(Dataset items)
__________

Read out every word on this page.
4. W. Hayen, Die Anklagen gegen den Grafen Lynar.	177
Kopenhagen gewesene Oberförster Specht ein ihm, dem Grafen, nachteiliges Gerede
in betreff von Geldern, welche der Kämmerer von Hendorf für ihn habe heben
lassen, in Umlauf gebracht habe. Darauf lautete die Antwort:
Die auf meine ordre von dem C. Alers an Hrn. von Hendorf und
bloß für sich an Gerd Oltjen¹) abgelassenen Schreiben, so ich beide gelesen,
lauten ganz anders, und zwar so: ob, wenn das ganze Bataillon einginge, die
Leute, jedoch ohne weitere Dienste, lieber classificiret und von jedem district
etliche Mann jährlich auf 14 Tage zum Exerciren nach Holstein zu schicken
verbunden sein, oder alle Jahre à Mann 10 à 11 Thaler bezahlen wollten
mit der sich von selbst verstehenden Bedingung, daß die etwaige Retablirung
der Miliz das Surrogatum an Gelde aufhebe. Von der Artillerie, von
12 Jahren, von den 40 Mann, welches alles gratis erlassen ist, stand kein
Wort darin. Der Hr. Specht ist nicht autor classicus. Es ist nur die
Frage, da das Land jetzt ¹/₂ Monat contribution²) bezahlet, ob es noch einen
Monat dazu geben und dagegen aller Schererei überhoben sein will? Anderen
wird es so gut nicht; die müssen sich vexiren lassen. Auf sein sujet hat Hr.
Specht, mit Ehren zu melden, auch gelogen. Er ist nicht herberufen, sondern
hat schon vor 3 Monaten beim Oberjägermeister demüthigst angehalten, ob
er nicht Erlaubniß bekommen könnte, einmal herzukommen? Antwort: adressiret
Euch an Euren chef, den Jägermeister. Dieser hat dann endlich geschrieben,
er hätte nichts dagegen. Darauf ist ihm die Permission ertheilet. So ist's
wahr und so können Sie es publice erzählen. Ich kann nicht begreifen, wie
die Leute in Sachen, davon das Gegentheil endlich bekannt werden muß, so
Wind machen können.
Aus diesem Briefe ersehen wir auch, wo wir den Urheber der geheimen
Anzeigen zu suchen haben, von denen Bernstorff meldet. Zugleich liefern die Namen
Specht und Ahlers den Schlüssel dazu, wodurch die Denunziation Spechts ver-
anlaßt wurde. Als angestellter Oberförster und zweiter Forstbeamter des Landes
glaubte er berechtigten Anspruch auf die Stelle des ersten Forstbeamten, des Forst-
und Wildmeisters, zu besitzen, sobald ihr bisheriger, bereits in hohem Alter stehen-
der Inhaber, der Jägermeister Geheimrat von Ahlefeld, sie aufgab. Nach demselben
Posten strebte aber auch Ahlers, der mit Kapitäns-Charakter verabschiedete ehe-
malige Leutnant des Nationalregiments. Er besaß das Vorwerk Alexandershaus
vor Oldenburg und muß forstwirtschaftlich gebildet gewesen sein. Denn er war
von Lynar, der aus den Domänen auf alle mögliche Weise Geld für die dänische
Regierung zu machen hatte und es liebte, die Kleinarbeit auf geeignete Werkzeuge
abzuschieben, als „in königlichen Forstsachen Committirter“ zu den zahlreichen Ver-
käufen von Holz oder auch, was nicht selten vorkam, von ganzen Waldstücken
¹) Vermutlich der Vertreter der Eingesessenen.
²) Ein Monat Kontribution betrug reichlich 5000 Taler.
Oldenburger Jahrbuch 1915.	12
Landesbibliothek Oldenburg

__________

◆ YOUR INSTRUCTIONS
Each line of the material must be restated exactly.

◆ CORRECT RESPONSE
Read out every word on this page.
4. W. Hayen, Die Anklagen gegen den Grafen Lynar.	177
Kopenhagen gewesene Oberförster Specht ein ihm, dem Grafen, nachteiliges Gerede
in betreff von Geldern, welche der Kämmerer von Hendorf für ihn habe heben
lassen, in Umlauf gebracht habe. Darauf lautete die Antwort:
Die auf meine ordre von dem C. Alers an Hrn. von Hendorf und
bloß für sich an Gerd Oltjen¹) abgelassenen Schreiben, so ich beide gelesen,
lauten ganz anders, und zwar so: ob, wenn das ganze Bataillon einginge, die
Leute, jedoch ohne weitere Dienste, lieber classificiret und von jedem district
etliche Mann jährlich auf 14 Tage zum Exerciren nach Holstein zu schicken
verbunden sein, oder alle Jahre à Mann 10 à 11 Thaler bezahlen wollten
mit der sich von selbst verstehenden Bedingung, daß die etwaige Retablirung
der Miliz das Surrogatum an Gelde aufhebe. Von der Artillerie, von
12 Jahren, von den 40 Mann, welches alles gratis erlassen ist, stand kein
Wort darin. Der Hr. Specht ist nicht autor classicus. Es ist nur die
Frage, da das Land jetzt ¹/₂ Monat contribution²) bezahlet, ob es noch einen
Monat dazu geben und dagegen aller Schererei überhoben sein will? Anderen
wird es so gut nicht; die müssen sich vexiren lassen. Auf sein sujet hat Hr.
Specht, mit Ehren zu melden, auch gelogen. Er ist nicht herberufen, sondern
hat schon vor 3 Monaten beim Oberjägermeister demüthigst angehalten, ob
er nicht Erlaubniß bekommen könnte, einmal herzukommen? Antwort: adressiret
Euch an Euren chef, den Jägermeister. Dieser hat dann endlich geschrieben,
er hätte nichts dagegen. Darauf ist ihm die Permission ertheilet. So ist's
wahr und so können Sie es publice erzählen. Ich kann nicht begreifen, wie
die Leute in Sachen, davon das Gegentheil endlich bekannt werden muß, so
Wind machen können.
Aus diesem Briefe ersehen wir auch, wo wir den Urheber der geheimen
Anzeigen zu suchen haben, von denen Bernstorff meldet. Zugleich liefern die Namen
Specht und Ahlers den Schlüssel dazu, wodurch die Denunziation Spechts ver-
anlaßt wurde. Als angestellter Oberförster und zweiter Forstbeamter des Landes
glaubte er berechtigten Anspruch auf die Stelle des ersten Forstbeamten, des Forst-
und Wildmeisters, zu besitzen, sobald ihr bisheriger, bereits in hohem Alter stehen-
der Inhaber, der Jägermeister Geheimrat von Ahlefeld, sie aufgab. Nach demselben
Posten strebte aber auch Ahlers, der mit Kapitäns-Charakter verabschiedete ehe-
malige Leutnant des Nationalregiments. Er besaß das Vorwerk Alexandershaus
vor Oldenburg und muß forstwirtschaftlich gebildet gewesen sein. Denn er war
von Lynar, der aus den Domänen auf alle mögliche Weise Geld für die dänische
Regierung zu machen hatte und es liebte, die Kleinarbeit auf geeignete Werkzeuge
abzuschieben, als „in königlichen Forstsachen Committirter“ zu den zahlreichen Ver-
käufen von Holz oder auch, was nicht selten vorkam, von ganzen Waldstücken
¹) Vermutlich der Vertreter der Eingesessenen.
²) Ein Monat Kontribution betrug reichlich 5000 Taler.
Oldenburger Jahrbuch 1915.	12
Landesbibliothek Oldenburg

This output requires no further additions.